Return all of the data exactly as given.

Extracted records
***

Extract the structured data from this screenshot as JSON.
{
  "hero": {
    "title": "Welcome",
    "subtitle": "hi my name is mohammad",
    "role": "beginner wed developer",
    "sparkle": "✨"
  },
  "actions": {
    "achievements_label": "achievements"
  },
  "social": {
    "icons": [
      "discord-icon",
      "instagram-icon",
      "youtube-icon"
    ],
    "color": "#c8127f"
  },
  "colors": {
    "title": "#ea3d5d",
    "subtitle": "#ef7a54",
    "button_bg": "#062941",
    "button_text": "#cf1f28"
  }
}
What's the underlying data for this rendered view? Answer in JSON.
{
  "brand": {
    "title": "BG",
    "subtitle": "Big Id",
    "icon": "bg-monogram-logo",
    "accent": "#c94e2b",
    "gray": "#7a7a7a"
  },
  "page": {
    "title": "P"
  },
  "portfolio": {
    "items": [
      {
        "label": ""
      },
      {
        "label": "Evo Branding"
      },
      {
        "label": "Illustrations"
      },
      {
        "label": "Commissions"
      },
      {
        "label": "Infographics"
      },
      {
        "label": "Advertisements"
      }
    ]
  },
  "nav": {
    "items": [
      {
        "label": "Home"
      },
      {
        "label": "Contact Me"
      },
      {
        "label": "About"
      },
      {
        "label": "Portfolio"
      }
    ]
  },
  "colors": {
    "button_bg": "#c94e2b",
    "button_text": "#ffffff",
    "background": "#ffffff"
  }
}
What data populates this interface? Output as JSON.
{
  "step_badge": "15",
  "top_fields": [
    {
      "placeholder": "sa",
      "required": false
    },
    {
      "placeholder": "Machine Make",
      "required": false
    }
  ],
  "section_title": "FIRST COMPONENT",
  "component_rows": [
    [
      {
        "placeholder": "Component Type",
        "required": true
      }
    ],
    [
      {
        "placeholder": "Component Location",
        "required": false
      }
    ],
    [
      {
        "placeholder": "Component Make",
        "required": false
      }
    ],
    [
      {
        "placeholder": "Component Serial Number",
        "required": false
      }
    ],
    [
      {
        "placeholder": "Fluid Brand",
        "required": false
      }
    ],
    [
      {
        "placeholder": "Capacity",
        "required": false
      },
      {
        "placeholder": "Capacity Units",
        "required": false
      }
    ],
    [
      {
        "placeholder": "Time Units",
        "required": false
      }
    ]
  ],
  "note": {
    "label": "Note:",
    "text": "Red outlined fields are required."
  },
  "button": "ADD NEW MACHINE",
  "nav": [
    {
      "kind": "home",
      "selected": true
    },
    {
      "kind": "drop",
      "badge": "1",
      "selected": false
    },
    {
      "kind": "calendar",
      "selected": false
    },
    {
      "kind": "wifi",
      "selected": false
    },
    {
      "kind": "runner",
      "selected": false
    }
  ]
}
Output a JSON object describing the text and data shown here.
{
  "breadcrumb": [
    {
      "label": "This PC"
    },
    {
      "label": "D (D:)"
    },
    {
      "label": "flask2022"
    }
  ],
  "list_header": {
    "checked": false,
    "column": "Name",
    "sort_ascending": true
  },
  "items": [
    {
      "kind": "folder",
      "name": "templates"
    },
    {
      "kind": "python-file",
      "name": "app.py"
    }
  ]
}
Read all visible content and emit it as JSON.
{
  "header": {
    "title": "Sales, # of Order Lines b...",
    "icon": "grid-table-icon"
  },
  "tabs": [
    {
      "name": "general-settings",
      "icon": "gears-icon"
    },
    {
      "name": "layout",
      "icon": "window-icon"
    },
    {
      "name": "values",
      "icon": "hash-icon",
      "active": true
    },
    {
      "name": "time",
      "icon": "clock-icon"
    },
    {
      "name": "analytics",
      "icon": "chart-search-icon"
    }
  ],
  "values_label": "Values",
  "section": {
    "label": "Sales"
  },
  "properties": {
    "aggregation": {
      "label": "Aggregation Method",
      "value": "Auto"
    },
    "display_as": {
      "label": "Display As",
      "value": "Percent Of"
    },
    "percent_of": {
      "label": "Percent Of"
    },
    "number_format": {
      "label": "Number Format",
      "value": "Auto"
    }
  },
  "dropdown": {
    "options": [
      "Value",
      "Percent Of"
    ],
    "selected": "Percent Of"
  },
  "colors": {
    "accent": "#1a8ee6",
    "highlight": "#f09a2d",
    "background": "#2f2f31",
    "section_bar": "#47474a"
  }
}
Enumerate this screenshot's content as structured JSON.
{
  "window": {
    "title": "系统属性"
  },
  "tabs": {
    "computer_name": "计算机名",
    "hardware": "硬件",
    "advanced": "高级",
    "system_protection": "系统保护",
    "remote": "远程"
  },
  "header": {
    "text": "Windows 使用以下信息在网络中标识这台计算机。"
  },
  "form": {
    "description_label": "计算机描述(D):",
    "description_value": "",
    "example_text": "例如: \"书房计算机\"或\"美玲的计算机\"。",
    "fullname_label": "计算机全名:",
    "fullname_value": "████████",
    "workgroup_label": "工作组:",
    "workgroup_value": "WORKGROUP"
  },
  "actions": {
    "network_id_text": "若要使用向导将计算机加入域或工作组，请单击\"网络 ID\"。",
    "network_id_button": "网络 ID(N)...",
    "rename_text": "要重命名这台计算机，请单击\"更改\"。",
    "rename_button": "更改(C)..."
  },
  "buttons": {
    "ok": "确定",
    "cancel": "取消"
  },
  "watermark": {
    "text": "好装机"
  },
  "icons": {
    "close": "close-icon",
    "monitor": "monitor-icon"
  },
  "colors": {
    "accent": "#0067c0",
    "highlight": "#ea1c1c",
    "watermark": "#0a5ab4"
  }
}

***

> _REPLY_:
Extract the structured data from this screenshot as JSON.
{
  "hero": {
    "title": "Welcome",
    "subtitle": "hi my name is mohammad",
    "role": "beginner wed developer",
    "sparkle": "✨"
  },
  "actions": {
    "achievements_label": "achievements"
  },
  "social": {
    "icons": [
      "discord-icon",
      "instagram-icon",
      "youtube-icon"
    ],
    "color": "#c8127f"
  },
  "colors": {
    "title": "#ea3d5d",
    "subtitle": "#ef7a54",
    "button_bg": "#062941",
    "button_text": "#cf1f28"
  }
}
What's the underlying data for this rendered view? Answer in JSON.
{
  "brand": {
    "title": "BG",
    "subtitle": "Big Id",
    "icon": "bg-monogram-logo",
    "accent": "#c94e2b",
    "gray": "#7a7a7a"
  },
  "page": {
    "title": "P"
  },
  "portfolio": {
    "items": [
      {
        "label": ""
      },
      {
        "label": "Evo Branding"
      },
      {
        "label": "Illustrations"
      },
      {
        "label": "Commissions"
      },
      {
        "label": "Infographics"
      },
      {
        "label": "Advertisements"
      }
    ]
  },
  "nav": {
    "items": [
      {
        "label": "Home"
      },
      {
        "label": "Contact Me"
      },
      {
        "label": "About"
      },
      {
        "label": "Portfolio"
      }
    ]
  },
  "colors": {
    "button_bg": "#c94e2b",
    "button_text": "#ffffff",
    "background": "#ffffff"
  }
}
What data populates this interface? Output as JSON.
{
  "step_badge": "15",
  "top_fields": [
    {
      "placeholder": "sa",
      "required": false
    },
    {
      "placeholder": "Machine Make",
      "required": false
    }
  ],
  "section_title": "FIRST COMPONENT",
  "component_rows": [
    [
      {
        "placeholder": "Component Type",
        "required": true
      }
    ],
    [
      {
        "placeholder": "Component Location",
        "required": false
      }
    ],
    [
      {
        "placeholder": "Component Make",
        "required": false
      }
    ],
    [
      {
        "placeholder": "Component Serial Number",
        "required": false
      }
    ],
    [
      {
        "placeholder": "Fluid Brand",
        "required": false
      }
    ],
    [
      {
        "placeholder": "Capacity",
        "required": false
      },
      {
        "placeholder": "Capacity Units",
        "required": false
      }
    ],
    [
      {
        "placeholder": "Time Units",
        "required": false
      }
    ]
  ],
  "note": {
    "label": "Note:",
    "text": "Red outlined fields are required."
  },
  "button": "ADD NEW MACHINE",
  "nav": [
    {
      "kind": "home",
      "selected": true
    },
    {
      "kind": "drop",
      "badge": "1",
      "selected": false
    },
    {
      "kind": "calendar",
      "selected": false
    },
    {
      "kind": "wifi",
      "selected": false
    },
    {
      "kind": "runner",
      "selected": false
    }
  ]
}
Output a JSON object describing the text and data shown here.
{
  "breadcrumb": [
    {
      "label": "This PC"
    },
    {
      "label": "D (D:)"
    },
    {
      "label": "flask2022"
    }
  ],
  "list_header": {
    "checked": false,
    "column": "Name",
    "sort_ascending": true
  },
  "items": [
    {
      "kind": "folder",
      "name": "templates"
    },
    {
      "kind": "python-file",
      "name": "app.py"
    }
  ]
}
Read all visible content and emit it as JSON.
{
  "header": {
    "title": "Sales, # of Order Lines b...",
    "icon": "grid-table-icon"
  },
  "tabs": [
    {
      "name": "general-settings",
      "icon": "gears-icon"
    },
    {
      "name": "layout",
      "icon": "window-icon"
    },
    {
      "name": "values",
      "icon": "hash-icon",
      "active": true
    },
    {
      "name": "time",
      "icon": "clock-icon"
    },
    {
      "name": "analytics",
      "icon": "chart-search-icon"
    }
  ],
  "values_label": "Values",
  "section": {
    "label": "Sales"
  },
  "properties": {
    "aggregation": {
      "label": "Aggregation Method",
      "value": "Auto"
    },
    "display_as": {
      "label": "Display As",
      "value": "Percent Of"
    },
    "percent_of": {
      "label": "Percent Of"
    },
    "number_format": {
      "label": "Number Format",
      "value": "Auto"
    }
  },
  "dropdown": {
    "options": [
      "Value",
      "Percent Of"
    ],
    "selected": "Percent Of"
  },
  "colors": {
    "accent": "#1a8ee6",
    "highlight": "#f09a2d",
    "background": "#2f2f31",
    "section_bar": "#47474a"
  }
}
Enumerate this screenshot's content as structured JSON.
{
  "window": {
    "title": "系统属性"
  },
  "tabs": {
    "computer_name": "计算机名",
    "hardware": "硬件",
    "advanced": "高级",
    "system_protection": "系统保护",
    "remote": "远程"
  },
  "header": {
    "text": "Windows 使用以下信息在网络中标识这台计算机。"
  },
  "form": {
    "description_label": "计算机描述(D):",
    "description_value": "",
    "example_text": "例如: \"书房计算机\"或\"美玲的计算机\"。",
    "fullname_label": "计算机全名:",
    "fullname_value": "████████",
    "workgroup_label": "工作组:",
    "workgroup_value": "WORKGROUP"
  },
  "actions": {
    "network_id_text": "若要使用向导将计算机加入域或工作组，请单击\"网络 ID\"。",
    "network_id_button": "网络 ID(N)...",
    "rename_text": "要重命名这台计算机，请单击\"更改\"。",
    "rename_button": "更改(C)..."
  },
  "buttons": {
    "ok": "确定",
    "cancel": "取消"
  },
  "watermark": {
    "text": "好装机"
  },
  "icons": {
    "close": "close-icon",
    "monitor": "monitor-icon"
  },
  "colors": {
    "accent": "#0067c0",
    "highlight": "#ea1c1c",
    "watermark": "#0a5ab4"
  }
}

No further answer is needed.